[Saved entries]
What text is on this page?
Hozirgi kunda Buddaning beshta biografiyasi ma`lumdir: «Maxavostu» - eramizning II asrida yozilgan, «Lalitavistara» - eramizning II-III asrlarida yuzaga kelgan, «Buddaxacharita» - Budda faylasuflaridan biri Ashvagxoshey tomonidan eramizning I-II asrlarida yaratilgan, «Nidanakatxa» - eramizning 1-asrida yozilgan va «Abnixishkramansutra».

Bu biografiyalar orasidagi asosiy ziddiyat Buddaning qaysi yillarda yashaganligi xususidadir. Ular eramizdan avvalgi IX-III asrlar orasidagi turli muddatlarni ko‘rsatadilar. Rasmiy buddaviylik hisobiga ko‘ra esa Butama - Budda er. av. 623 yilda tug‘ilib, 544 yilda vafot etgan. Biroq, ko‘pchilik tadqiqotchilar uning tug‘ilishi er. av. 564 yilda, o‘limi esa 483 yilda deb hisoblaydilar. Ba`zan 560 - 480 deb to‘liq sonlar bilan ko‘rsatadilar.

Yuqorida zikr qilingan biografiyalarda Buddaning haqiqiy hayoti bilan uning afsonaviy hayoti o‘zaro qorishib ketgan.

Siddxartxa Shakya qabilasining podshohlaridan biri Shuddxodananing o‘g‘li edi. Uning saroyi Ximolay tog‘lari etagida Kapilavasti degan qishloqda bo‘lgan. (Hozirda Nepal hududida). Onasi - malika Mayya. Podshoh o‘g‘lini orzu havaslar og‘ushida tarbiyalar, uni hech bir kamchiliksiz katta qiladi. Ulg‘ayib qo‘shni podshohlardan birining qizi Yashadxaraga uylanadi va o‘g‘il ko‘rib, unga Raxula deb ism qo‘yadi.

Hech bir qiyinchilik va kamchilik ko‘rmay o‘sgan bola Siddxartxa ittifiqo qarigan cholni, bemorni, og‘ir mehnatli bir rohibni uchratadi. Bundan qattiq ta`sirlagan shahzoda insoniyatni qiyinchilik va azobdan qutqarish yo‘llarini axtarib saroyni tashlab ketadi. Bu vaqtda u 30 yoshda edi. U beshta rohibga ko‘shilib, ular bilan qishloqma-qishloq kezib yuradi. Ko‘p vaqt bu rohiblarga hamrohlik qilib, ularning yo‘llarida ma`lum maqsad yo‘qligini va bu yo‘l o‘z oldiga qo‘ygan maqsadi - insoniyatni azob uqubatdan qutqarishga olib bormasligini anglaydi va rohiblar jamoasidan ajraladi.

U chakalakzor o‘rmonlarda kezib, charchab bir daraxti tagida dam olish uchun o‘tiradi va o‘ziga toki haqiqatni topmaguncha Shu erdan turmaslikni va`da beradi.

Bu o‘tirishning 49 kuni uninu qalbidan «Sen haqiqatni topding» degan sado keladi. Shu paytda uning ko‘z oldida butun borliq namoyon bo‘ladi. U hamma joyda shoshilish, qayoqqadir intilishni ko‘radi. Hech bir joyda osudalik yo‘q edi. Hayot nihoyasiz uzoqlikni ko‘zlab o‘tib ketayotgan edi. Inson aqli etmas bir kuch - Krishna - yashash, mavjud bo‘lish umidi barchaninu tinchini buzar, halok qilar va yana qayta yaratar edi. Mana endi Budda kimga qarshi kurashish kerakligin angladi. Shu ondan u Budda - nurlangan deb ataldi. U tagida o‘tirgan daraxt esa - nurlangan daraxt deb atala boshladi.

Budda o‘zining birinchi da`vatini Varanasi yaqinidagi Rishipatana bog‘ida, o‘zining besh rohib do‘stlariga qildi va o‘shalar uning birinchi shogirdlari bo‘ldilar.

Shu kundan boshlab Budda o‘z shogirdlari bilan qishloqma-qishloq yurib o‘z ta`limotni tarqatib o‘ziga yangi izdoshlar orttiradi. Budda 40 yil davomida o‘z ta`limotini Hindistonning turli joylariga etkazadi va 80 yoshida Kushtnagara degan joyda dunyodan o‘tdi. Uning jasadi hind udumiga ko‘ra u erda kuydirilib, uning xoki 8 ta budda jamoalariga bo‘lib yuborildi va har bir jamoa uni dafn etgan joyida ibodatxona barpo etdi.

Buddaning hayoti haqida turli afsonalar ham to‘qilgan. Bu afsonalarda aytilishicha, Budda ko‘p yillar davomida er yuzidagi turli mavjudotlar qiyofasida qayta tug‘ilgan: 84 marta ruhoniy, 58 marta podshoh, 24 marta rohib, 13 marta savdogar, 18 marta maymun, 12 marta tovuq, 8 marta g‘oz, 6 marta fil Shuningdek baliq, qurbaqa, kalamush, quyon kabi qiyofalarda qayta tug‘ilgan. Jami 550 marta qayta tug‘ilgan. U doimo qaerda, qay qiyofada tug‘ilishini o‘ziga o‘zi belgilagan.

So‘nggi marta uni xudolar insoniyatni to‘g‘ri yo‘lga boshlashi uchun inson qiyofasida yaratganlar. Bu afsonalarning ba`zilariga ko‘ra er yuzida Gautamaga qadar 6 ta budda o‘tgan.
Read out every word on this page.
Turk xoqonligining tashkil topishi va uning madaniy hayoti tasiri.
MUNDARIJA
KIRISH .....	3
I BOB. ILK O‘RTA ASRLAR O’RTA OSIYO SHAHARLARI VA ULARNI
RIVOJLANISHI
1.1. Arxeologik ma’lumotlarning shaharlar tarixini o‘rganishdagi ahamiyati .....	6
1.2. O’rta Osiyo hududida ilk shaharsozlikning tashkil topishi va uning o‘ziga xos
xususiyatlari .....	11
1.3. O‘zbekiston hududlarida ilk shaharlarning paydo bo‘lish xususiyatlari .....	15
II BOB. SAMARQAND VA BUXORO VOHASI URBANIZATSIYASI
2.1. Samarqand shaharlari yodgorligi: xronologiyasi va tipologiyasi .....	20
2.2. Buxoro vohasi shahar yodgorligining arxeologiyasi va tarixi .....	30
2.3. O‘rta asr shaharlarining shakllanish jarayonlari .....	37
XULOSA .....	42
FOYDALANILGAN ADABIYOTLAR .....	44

▸ **Requirement**: Transcribe each entry precisely, missing none.

▸ **Task output**:
What text is on this page?
Hozirgi kunda Buddaning beshta biografiyasi ma`lumdir: «Maxavostu» - eramizning II asrida yozilgan, «Lalitavistara» - eramizning II-III asrlarida yuzaga kelgan, «Buddaxacharita» - Budda faylasuflaridan biri Ashvagxoshey tomonidan eramizning I-II asrlarida yaratilgan, «Nidanakatxa» - eramizning 1-asrida yozilgan va «Abnixishkramansutra».

Bu biografiyalar orasidagi asosiy ziddiyat Buddaning qaysi yillarda yashaganligi xususidadir. Ular eramizdan avvalgi IX-III asrlar orasidagi turli muddatlarni ko‘rsatadilar. Rasmiy buddaviylik hisobiga ko‘ra esa Butama - Budda er. av. 623 yilda tug‘ilib, 544 yilda vafot etgan. Biroq, ko‘pchilik tadqiqotchilar uning tug‘ilishi er. av. 564 yilda, o‘limi esa 483 yilda deb hisoblaydilar. Ba`zan 560 - 480 deb to‘liq sonlar bilan ko‘rsatadilar.

Yuqorida zikr qilingan biografiyalarda Buddaning haqiqiy hayoti bilan uning afsonaviy hayoti o‘zaro qorishib ketgan.

Siddxartxa Shakya qabilasining podshohlaridan biri Shuddxodananing o‘g‘li edi. Uning saroyi Ximolay tog‘lari etagida Kapilavasti degan qishloqda bo‘lgan. (Hozirda Nepal hududida). Onasi - malika Mayya. Podshoh o‘g‘lini orzu havaslar og‘ushida tarbiyalar, uni hech bir kamchiliksiz katta qiladi. Ulg‘ayib qo‘shni podshohlardan birining qizi Yashadxaraga uylanadi va o‘g‘il ko‘rib, unga Raxula deb ism qo‘yadi.

Hech bir qiyinchilik va kamchilik ko‘rmay o‘sgan bola Siddxartxa ittifiqo qarigan cholni, bemorni, og‘ir mehnatli bir rohibni uchratadi. Bundan qattiq ta`sirlagan shahzoda insoniyatni qiyinchilik va azobdan qutqarish yo‘llarini axtarib saroyni tashlab ketadi. Bu vaqtda u 30 yoshda edi. U beshta rohibga ko‘shilib, ular bilan qishloqma-qishloq kezib yuradi. Ko‘p vaqt bu rohiblarga hamrohlik qilib, ularning yo‘llarida ma`lum maqsad yo‘qligini va bu yo‘l o‘z oldiga qo‘ygan maqsadi - insoniyatni azob uqubatdan qutqarishga olib bormasligini anglaydi va rohiblar jamoasidan ajraladi.

U chakalakzor o‘rmonlarda kezib, charchab bir daraxti tagida dam olish uchun o‘tiradi va o‘ziga toki haqiqatni topmaguncha Shu erdan turmaslikni va`da beradi.

Bu o‘tirishning 49 kuni uninu qalbidan «Sen haqiqatni topding» degan sado keladi. Shu paytda uning ko‘z oldida butun borliq namoyon bo‘ladi. U hamma joyda shoshilish, qayoqqadir intilishni ko‘radi. Hech bir joyda osudalik yo‘q edi. Hayot nihoyasiz uzoqlikni ko‘zlab o‘tib ketayotgan edi. Inson aqli etmas bir kuch - Krishna - yashash, mavjud bo‘lish umidi barchaninu tinchini buzar, halok qilar va yana qayta yaratar edi. Mana endi Budda kimga qarshi kurashish kerakligin angladi. Shu ondan u Budda - nurlangan deb ataldi. U tagida o‘tirgan daraxt esa - nurlangan daraxt deb atala boshladi.

Budda o‘zining birinchi da`vatini Varanasi yaqinidagi Rishipatana bog‘ida, o‘zining besh rohib do‘stlariga qildi va o‘shalar uning birinchi shogirdlari bo‘ldilar.

Shu kundan boshlab Budda o‘z shogirdlari bilan qishloqma-qishloq yurib o‘z ta`limotni tarqatib o‘ziga yangi izdoshlar orttiradi. Budda 40 yil davomida o‘z ta`limotini Hindistonning turli joylariga etkazadi va 80 yoshida Kushtnagara degan joyda dunyodan o‘tdi. Uning jasadi hind udumiga ko‘ra u erda kuydirilib, uning xoki 8 ta budda jamoalariga bo‘lib yuborildi va har bir jamoa uni dafn etgan joyida ibodatxona barpo etdi.

Buddaning hayoti haqida turli afsonalar ham to‘qilgan. Bu afsonalarda aytilishicha, Budda ko‘p yillar davomida er yuzidagi turli mavjudotlar qiyofasida qayta tug‘ilgan: 84 marta ruhoniy, 58 marta podshoh, 24 marta rohib, 13 marta savdogar, 18 marta maymun, 12 marta tovuq, 8 marta g‘oz, 6 marta fil Shuningdek baliq, qurbaqa, kalamush, quyon kabi qiyofalarda qayta tug‘ilgan. Jami 550 marta qayta tug‘ilgan. U doimo qaerda, qay qiyofada tug‘ilishini o‘ziga o‘zi belgilagan.

So‘nggi marta uni xudolar insoniyatni to‘g‘ri yo‘lga boshlashi uchun inson qiyofasida yaratganlar. Bu afsonalarning ba`zilariga ko‘ra er yuzida Gautamaga qadar 6 ta budda o‘tgan.
Read out every word on this page.
Turk xoqonligining tashkil topishi va uning madaniy hayoti tasiri.
MUNDARIJA
KIRISH .....	3
I BOB. ILK O‘RTA ASRLAR O’RTA OSIYO SHAHARLARI VA ULARNI
RIVOJLANISHI
1.1. Arxeologik ma’lumotlarning shaharlar tarixini o‘rganishdagi ahamiyati .....	6
1.2. O’rta Osiyo hududida ilk shaharsozlikning tashkil topishi va uning o‘ziga xos
xususiyatlari .....	11
1.3. O‘zbekiston hududlarida ilk shaharlarning paydo bo‘lish xususiyatlari .....	15
II BOB. SAMARQAND VA BUXORO VOHASI URBANIZATSIYASI
2.1. Samarqand shaharlari yodgorligi: xronologiyasi va tipologiyasi .....	20
2.2. Buxoro vohasi shahar yodgorligining arxeologiyasi va tarixi .....	30
2.3. O‘rta asr shaharlarining shakllanish jarayonlari .....	37
XULOSA .....	42
FOYDALANILGAN ADABIYOTLAR .....	44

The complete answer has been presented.